*INSTRUCTIONS TO FOLLOW:*
Look for "marker" in each line of the entries, and return the matching lines.

(Dataset rows about figures)
————————

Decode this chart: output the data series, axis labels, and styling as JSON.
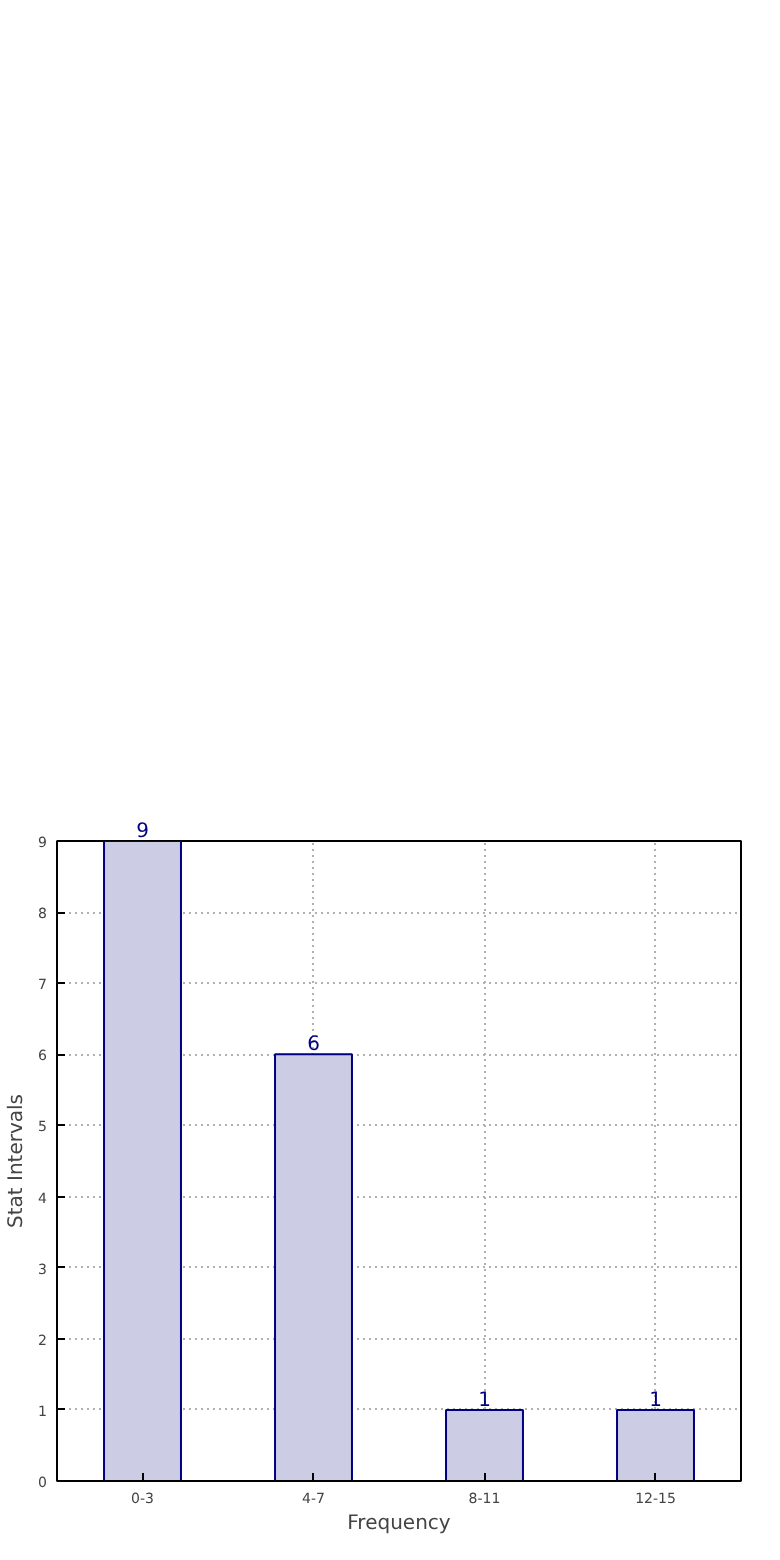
{
  "chart_data": {
    "type": "bar",
    "xlabel": "Frequency",
    "ylabel": "Stat Intervals",
    "categories": [
      "0-3",
      "4-7",
      "8-11",
      "12-15"
    ],
    "values": [
      9,
      6,
      1,
      1
    ],
    "color": "#cccce5",
    "ylim": [
      0,
      9
    ],
    "yticks": [
      0,
      1,
      2,
      3,
      4,
      5,
      6,
      7,
      8,
      9
    ],
    "grid": true,
    "data_labels": true
  }
}
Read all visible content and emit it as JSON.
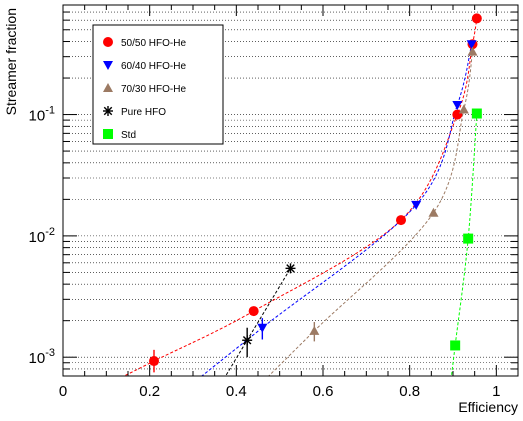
{
  "chart_data": {
    "type": "scatter",
    "xlabel": "Efficiency",
    "ylabel": "Streamer fraction",
    "xlim": [
      0,
      1.05
    ],
    "ylim": [
      0.0007,
      0.8
    ],
    "y_scale": "log",
    "grid": "horizontal dotted at log minor decades",
    "legend_position": "top-left",
    "x_ticks": [
      "0",
      "0.2",
      "0.4",
      "0.6",
      "0.8",
      "1"
    ],
    "y_ticks": [
      {
        "exp": "-3",
        "value": 0.001
      },
      {
        "exp": "-2",
        "value": 0.01
      },
      {
        "exp": "-1",
        "value": 0.1
      }
    ],
    "series": [
      {
        "name": "50/50 HFO-He",
        "color": "#ff0000",
        "marker": "circle",
        "line": "dashed",
        "points": [
          {
            "x": 0.21,
            "y": 0.00093,
            "ylo": 0.00075,
            "yhi": 0.00115
          },
          {
            "x": 0.44,
            "y": 0.0024
          },
          {
            "x": 0.78,
            "y": 0.0135
          },
          {
            "x": 0.91,
            "y": 0.1
          },
          {
            "x": 0.945,
            "y": 0.38
          },
          {
            "x": 0.955,
            "y": 0.62
          }
        ]
      },
      {
        "name": "60/40 HFO-He",
        "color": "#0000ff",
        "marker": "triangle-down",
        "line": "dashed",
        "points": [
          {
            "x": 0.46,
            "y": 0.00175,
            "ylo": 0.0014,
            "yhi": 0.0021
          },
          {
            "x": 0.815,
            "y": 0.018
          },
          {
            "x": 0.91,
            "y": 0.12
          },
          {
            "x": 0.943,
            "y": 0.38
          }
        ]
      },
      {
        "name": "70/30 HFO-He",
        "color": "#9c7a63",
        "marker": "triangle-up",
        "line": "dashed",
        "points": [
          {
            "x": 0.58,
            "y": 0.00165,
            "ylo": 0.00135,
            "yhi": 0.00195
          },
          {
            "x": 0.855,
            "y": 0.0155
          },
          {
            "x": 0.925,
            "y": 0.11
          },
          {
            "x": 0.945,
            "y": 0.33
          }
        ]
      },
      {
        "name": "Pure HFO",
        "color": "#000000",
        "marker": "star",
        "line": "dashed",
        "points": [
          {
            "x": 0.425,
            "y": 0.00138,
            "ylo": 0.001,
            "yhi": 0.00175
          },
          {
            "x": 0.525,
            "y": 0.0054
          }
        ]
      },
      {
        "name": "Std",
        "color": "#00ff00",
        "marker": "square",
        "line": "dashed",
        "points": [
          {
            "x": 0.905,
            "y": 0.00125
          },
          {
            "x": 0.935,
            "y": 0.0095
          },
          {
            "x": 0.955,
            "y": 0.102
          }
        ]
      }
    ]
  }
}
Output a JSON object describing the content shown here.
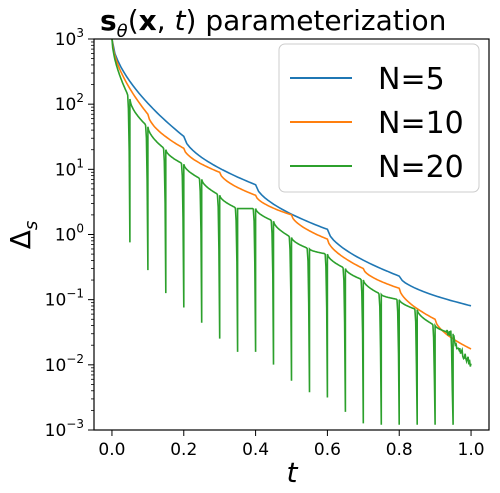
{
  "chart_data": {
    "type": "line",
    "title_parts": {
      "bold_s": "s",
      "theta": "θ",
      "open": "(",
      "bold_x": "x",
      "rest": ", ",
      "t": "t",
      "close": ")",
      "tail": " parameterization"
    },
    "xlabel": "t",
    "ylabel_base": "Δ",
    "ylabel_sub": "s",
    "xlim": [
      -0.05,
      1.05
    ],
    "ylim": [
      0.001,
      1000
    ],
    "yscale": "log",
    "x_ticks": [
      "0.0",
      "0.2",
      "0.4",
      "0.6",
      "0.8",
      "1.0"
    ],
    "x_tick_values": [
      0.0,
      0.2,
      0.4,
      0.6,
      0.8,
      1.0
    ],
    "y_ticks": [
      {
        "base": "10",
        "exp": "−3",
        "value": 0.001
      },
      {
        "base": "10",
        "exp": "−2",
        "value": 0.01
      },
      {
        "base": "10",
        "exp": "−1",
        "value": 0.1
      },
      {
        "base": "10",
        "exp": "0",
        "value": 1
      },
      {
        "base": "10",
        "exp": "1",
        "value": 10
      },
      {
        "base": "10",
        "exp": "2",
        "value": 100
      },
      {
        "base": "10",
        "exp": "3",
        "value": 1000
      }
    ],
    "legend_position": "top-right",
    "series": [
      {
        "name": "N=5",
        "color": "#1f77b4",
        "restarts": [
          0.0,
          0.2,
          0.4,
          0.6,
          0.8
        ],
        "resets": [
          1000,
          32,
          5.8,
          1.2,
          0.23
        ]
      },
      {
        "name": "N=10",
        "color": "#ff7f0e",
        "restarts": [
          0.0,
          0.1,
          0.2,
          0.3,
          0.4,
          0.5,
          0.6,
          0.7,
          0.8,
          0.9
        ],
        "resets": [
          1000,
          70,
          21,
          9,
          4.0,
          2.0,
          0.85,
          0.3,
          0.15,
          0.05
        ]
      },
      {
        "name": "N=20",
        "color": "#2ca02c",
        "restarts": [
          0.0,
          0.05,
          0.1,
          0.15,
          0.2,
          0.25,
          0.3,
          0.35,
          0.4,
          0.45,
          0.5,
          0.55,
          0.6,
          0.65,
          0.7,
          0.75,
          0.8,
          0.85,
          0.9,
          0.95
        ],
        "resets": [
          1000,
          120,
          45,
          20,
          12,
          7,
          4,
          2.5,
          2.5,
          1.6,
          0.9,
          0.6,
          0.5,
          0.3,
          0.2,
          0.12,
          0.1,
          0.07,
          0.04,
          0.03
        ]
      }
    ],
    "grid": false
  }
}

————————

*FINAL RESULT:*
        "marker": "circle",
        "marker": "triangle-down",
        "marker": "triangle-up",
        "marker": "star",
        "marker": "square",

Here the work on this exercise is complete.